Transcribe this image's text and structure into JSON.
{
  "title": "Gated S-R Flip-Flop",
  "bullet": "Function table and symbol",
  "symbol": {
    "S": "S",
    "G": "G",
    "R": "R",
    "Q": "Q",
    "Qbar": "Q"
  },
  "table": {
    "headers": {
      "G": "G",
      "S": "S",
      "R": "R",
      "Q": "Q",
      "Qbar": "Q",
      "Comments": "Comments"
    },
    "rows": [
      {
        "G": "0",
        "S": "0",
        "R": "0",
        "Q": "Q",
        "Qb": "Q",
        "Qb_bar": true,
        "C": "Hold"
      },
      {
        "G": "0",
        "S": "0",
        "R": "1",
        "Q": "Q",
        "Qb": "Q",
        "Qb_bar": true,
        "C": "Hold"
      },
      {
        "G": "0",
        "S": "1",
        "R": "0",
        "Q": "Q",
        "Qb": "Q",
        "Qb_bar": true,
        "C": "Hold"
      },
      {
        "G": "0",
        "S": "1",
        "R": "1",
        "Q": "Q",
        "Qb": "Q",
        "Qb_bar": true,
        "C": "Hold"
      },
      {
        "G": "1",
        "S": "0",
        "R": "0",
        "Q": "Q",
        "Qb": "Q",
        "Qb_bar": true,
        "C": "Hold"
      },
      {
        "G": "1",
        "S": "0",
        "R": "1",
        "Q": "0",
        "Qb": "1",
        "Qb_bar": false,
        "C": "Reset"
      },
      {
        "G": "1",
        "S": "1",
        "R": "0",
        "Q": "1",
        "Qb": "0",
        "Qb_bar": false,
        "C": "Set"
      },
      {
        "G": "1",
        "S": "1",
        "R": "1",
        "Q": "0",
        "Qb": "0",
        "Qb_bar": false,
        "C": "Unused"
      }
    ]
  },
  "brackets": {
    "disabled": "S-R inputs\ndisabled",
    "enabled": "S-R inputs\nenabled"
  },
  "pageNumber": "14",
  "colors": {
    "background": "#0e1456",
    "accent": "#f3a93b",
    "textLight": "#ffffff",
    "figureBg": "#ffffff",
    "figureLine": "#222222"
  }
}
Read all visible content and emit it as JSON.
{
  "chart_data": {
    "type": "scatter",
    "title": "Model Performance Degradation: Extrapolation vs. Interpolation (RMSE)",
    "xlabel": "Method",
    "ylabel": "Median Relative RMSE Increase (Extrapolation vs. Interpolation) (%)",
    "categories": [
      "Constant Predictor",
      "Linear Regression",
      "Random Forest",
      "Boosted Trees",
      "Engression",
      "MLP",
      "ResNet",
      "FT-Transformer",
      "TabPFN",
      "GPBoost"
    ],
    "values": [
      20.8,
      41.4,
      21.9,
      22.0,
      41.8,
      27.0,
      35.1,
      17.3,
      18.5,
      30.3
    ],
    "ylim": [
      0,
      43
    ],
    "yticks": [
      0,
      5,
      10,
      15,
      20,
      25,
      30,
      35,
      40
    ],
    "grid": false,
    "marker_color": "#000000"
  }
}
====
**Written task**
Every entry must be quoted exactly as it appears above.

**Answer to this task**
Transcribe this image's text and structure into JSON.
{
  "title": "Gated S-R Flip-Flop",
  "bullet": "Function table and symbol",
  "symbol": {
    "S": "S",
    "G": "G",
    "R": "R",
    "Q": "Q",
    "Qbar": "Q"
  },
  "table": {
    "headers": {
      "G": "G",
      "S": "S",
      "R": "R",
      "Q": "Q",
      "Qbar": "Q",
      "Comments": "Comments"
    },
    "rows": [
      {
        "G": "0",
        "S": "0",
        "R": "0",
        "Q": "Q",
        "Qb": "Q",
        "Qb_bar": true,
        "C": "Hold"
      },
      {
        "G": "0",
        "S": "0",
        "R": "1",
        "Q": "Q",
        "Qb": "Q",
        "Qb_bar": true,
        "C": "Hold"
      },
      {
        "G": "0",
        "S": "1",
        "R": "0",
        "Q": "Q",
        "Qb": "Q",
        "Qb_bar": true,
        "C": "Hold"
      },
      {
        "G": "0",
        "S": "1",
        "R": "1",
        "Q": "Q",
        "Qb": "Q",
        "Qb_bar": true,
        "C": "Hold"
      },
      {
        "G": "1",
        "S": "0",
        "R": "0",
        "Q": "Q",
        "Qb": "Q",
        "Qb_bar": true,
        "C": "Hold"
      },
      {
        "G": "1",
        "S": "0",
        "R": "1",
        "Q": "0",
        "Qb": "1",
        "Qb_bar": false,
        "C": "Reset"
      },
      {
        "G": "1",
        "S": "1",
        "R": "0",
        "Q": "1",
        "Qb": "0",
        "Qb_bar": false,
        "C": "Set"
      },
      {
        "G": "1",
        "S": "1",
        "R": "1",
        "Q": "0",
        "Qb": "0",
        "Qb_bar": false,
        "C": "Unused"
      }
    ]
  },
  "brackets": {
    "disabled": "S-R inputs\ndisabled",
    "enabled": "S-R inputs\nenabled"
  },
  "pageNumber": "14",
  "colors": {
    "background": "#0e1456",
    "accent": "#f3a93b",
    "textLight": "#ffffff",
    "figureBg": "#ffffff",
    "figureLine": "#222222"
  }
}
Read all visible content and emit it as JSON.
{
  "chart_data": {
    "type": "scatter",
    "title": "Model Performance Degradation: Extrapolation vs. Interpolation (RMSE)",
    "xlabel": "Method",
    "ylabel": "Median Relative RMSE Increase (Extrapolation vs. Interpolation) (%)",
    "categories": [
      "Constant Predictor",
      "Linear Regression",
      "Random Forest",
      "Boosted Trees",
      "Engression",
      "MLP",
      "ResNet",
      "FT-Transformer",
      "TabPFN",
      "GPBoost"
    ],
    "values": [
      20.8,
      41.4,
      21.9,
      22.0,
      41.8,
      27.0,
      35.1,
      17.3,
      18.5,
      30.3
    ],
    "ylim": [
      0,
      43
    ],
    "yticks": [
      0,
      5,
      10,
      15,
      20,
      25,
      30,
      35,
      40
    ],
    "grid": false,
    "marker_color": "#000000"
  }
}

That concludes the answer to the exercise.